(begin)

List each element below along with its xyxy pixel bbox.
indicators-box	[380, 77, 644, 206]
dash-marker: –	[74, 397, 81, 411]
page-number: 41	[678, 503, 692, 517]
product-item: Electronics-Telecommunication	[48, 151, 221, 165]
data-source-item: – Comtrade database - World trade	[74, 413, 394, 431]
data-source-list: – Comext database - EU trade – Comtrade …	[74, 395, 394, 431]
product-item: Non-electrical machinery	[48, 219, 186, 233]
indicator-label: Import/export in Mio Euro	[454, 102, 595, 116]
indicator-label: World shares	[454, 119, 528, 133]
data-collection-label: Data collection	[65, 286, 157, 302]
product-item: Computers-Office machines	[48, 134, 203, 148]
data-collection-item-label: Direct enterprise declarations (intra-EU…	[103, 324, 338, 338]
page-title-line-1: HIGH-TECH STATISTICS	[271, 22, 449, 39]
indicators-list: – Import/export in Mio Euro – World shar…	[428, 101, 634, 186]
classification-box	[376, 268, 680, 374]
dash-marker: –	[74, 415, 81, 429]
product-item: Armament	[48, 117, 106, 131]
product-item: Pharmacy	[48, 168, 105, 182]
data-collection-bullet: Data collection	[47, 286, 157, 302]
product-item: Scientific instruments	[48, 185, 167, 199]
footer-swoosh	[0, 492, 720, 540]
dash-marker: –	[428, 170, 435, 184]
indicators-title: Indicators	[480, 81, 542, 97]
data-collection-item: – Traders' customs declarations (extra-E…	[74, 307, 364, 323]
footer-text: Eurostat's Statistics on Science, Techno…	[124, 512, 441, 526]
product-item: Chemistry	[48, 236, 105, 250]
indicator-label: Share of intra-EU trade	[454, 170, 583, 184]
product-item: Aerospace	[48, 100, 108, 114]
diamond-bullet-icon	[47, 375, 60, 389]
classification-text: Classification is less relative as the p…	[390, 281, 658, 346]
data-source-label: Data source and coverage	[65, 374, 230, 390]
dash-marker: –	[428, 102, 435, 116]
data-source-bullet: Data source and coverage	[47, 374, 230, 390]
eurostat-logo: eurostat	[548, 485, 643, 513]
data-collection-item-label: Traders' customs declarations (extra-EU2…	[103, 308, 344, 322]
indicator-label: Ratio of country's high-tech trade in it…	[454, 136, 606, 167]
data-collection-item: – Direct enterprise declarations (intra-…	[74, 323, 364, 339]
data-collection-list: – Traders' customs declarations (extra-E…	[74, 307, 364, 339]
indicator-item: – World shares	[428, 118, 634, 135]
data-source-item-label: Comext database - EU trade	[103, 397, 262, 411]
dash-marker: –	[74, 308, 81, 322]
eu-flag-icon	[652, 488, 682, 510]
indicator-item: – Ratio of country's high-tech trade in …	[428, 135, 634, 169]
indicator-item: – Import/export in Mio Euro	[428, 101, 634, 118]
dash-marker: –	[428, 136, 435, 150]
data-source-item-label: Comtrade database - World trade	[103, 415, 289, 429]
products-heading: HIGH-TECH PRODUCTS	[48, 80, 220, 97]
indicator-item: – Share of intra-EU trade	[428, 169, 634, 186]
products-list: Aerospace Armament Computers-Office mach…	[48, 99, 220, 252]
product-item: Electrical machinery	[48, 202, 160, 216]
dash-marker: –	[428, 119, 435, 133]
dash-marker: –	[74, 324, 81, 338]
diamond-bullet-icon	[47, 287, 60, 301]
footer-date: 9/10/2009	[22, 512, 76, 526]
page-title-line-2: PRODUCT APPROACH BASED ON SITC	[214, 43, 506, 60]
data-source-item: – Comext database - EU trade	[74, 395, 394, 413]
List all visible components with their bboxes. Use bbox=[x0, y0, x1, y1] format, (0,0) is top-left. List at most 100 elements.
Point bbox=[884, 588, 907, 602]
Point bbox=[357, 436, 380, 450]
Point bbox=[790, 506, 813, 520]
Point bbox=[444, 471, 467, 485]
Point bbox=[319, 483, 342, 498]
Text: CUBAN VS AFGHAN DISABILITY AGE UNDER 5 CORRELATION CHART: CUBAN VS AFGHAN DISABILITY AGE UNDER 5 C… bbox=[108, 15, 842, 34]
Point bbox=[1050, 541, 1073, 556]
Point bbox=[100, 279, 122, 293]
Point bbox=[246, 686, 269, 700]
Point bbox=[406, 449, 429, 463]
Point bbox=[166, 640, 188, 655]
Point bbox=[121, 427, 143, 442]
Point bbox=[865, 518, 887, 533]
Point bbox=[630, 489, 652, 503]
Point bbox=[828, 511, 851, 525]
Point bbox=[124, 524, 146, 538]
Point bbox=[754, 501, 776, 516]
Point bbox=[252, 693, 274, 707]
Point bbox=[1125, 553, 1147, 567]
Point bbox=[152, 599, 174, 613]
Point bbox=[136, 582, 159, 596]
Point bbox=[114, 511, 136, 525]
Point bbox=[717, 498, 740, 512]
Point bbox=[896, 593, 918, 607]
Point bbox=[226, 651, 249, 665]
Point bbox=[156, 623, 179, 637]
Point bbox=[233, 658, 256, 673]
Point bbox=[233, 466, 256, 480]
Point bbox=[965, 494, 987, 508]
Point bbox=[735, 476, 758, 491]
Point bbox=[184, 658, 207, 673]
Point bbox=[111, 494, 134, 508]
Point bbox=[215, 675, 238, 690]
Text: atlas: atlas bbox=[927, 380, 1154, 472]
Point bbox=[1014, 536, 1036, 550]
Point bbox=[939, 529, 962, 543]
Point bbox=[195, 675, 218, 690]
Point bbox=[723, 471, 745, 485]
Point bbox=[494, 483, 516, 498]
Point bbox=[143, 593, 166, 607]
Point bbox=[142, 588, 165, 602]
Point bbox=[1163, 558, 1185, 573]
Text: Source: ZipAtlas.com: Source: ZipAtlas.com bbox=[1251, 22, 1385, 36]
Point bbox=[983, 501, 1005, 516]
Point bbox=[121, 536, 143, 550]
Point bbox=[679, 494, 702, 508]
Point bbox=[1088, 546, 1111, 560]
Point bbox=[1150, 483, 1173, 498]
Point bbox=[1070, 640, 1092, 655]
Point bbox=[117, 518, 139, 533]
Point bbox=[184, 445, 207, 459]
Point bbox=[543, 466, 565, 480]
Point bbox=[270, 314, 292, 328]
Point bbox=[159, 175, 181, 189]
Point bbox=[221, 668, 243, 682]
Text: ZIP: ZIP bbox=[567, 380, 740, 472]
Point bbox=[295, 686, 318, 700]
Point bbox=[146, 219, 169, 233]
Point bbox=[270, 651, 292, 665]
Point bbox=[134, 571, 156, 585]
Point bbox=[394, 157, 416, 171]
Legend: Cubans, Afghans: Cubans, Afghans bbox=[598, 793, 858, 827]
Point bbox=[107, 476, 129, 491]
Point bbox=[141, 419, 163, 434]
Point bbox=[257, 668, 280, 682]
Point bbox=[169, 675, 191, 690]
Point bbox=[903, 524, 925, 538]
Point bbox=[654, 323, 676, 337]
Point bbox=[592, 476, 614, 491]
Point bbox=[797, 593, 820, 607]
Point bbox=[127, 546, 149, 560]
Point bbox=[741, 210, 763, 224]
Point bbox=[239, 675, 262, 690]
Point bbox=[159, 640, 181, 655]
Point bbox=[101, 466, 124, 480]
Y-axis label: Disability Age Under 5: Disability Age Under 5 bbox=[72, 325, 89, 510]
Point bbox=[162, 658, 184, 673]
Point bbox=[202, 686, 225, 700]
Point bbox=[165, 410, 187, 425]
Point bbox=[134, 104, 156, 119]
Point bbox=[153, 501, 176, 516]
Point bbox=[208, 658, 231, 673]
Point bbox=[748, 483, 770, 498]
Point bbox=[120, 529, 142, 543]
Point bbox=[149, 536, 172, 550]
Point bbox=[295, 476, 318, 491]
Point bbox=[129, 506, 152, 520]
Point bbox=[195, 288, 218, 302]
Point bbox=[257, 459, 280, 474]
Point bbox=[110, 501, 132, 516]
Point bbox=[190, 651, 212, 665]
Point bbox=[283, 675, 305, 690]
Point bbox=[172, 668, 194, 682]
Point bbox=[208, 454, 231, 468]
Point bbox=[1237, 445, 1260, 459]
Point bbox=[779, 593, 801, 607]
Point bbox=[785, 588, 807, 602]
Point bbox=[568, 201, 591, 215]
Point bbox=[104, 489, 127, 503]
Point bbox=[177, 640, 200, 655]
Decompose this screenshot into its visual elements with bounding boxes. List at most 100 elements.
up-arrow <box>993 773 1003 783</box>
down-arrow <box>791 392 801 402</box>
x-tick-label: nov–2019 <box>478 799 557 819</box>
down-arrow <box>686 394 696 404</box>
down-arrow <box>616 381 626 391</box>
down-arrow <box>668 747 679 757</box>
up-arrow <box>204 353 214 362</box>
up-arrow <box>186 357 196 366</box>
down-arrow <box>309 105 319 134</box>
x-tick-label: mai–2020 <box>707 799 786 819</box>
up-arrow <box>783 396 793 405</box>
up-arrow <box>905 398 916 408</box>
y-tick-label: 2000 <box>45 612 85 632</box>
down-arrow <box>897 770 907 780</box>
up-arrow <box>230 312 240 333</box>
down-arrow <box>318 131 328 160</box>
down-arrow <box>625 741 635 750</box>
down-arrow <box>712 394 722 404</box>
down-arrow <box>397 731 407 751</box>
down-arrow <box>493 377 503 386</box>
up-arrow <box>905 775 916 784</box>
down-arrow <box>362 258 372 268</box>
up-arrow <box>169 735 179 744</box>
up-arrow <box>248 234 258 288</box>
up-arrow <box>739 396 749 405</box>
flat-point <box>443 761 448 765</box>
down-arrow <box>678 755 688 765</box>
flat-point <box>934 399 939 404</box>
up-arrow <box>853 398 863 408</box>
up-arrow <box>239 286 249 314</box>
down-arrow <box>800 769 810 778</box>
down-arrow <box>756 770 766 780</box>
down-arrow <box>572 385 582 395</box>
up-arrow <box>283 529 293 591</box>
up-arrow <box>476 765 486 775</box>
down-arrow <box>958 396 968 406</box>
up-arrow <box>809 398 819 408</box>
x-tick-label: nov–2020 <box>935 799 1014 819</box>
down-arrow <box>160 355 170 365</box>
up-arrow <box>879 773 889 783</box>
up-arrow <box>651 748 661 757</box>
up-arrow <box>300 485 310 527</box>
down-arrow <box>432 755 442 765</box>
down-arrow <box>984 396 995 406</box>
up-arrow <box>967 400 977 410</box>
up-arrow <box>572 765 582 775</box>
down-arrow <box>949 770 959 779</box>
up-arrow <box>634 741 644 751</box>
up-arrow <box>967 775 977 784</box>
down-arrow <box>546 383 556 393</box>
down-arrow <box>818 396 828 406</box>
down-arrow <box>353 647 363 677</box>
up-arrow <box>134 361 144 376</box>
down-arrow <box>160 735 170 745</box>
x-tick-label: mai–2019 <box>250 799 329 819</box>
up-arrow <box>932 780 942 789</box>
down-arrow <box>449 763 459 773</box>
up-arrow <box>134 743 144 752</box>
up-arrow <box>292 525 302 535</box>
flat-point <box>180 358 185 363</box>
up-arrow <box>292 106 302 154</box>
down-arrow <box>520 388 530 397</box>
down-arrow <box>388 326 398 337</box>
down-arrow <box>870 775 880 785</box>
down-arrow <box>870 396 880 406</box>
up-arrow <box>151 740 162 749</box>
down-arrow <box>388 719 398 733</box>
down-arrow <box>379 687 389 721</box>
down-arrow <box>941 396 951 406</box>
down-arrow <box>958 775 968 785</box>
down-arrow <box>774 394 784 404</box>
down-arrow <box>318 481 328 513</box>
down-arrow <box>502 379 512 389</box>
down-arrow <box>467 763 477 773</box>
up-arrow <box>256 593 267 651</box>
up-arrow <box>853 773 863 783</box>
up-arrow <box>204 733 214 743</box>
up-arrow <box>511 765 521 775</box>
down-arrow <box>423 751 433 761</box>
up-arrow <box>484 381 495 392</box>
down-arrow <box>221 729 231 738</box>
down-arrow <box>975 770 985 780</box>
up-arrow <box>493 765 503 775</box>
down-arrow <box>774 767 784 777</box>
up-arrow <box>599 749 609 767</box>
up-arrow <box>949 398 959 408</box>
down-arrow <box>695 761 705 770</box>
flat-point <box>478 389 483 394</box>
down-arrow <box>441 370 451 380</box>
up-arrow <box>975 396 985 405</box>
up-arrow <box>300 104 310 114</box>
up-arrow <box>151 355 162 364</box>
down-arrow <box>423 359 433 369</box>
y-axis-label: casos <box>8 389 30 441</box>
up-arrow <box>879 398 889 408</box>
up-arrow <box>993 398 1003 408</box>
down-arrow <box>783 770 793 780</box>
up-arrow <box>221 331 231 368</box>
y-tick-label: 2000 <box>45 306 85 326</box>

(end)

__Set problem__:
Print the listing verbatim, starting with its first line and ending with the line that contains "data-source-list: – Comext". Include both of those lines.

__The answer__:
List each element below along with its xyxy pixel bbox.
indicators-box	[380, 77, 644, 206]
dash-marker: –	[74, 397, 81, 411]
page-number: 41	[678, 503, 692, 517]
product-item: Electronics-Telecommunication	[48, 151, 221, 165]
data-source-item: – Comtrade database - World trade	[74, 413, 394, 431]
data-source-list: – Comext database - EU trade – Comtrade …	[74, 395, 394, 431]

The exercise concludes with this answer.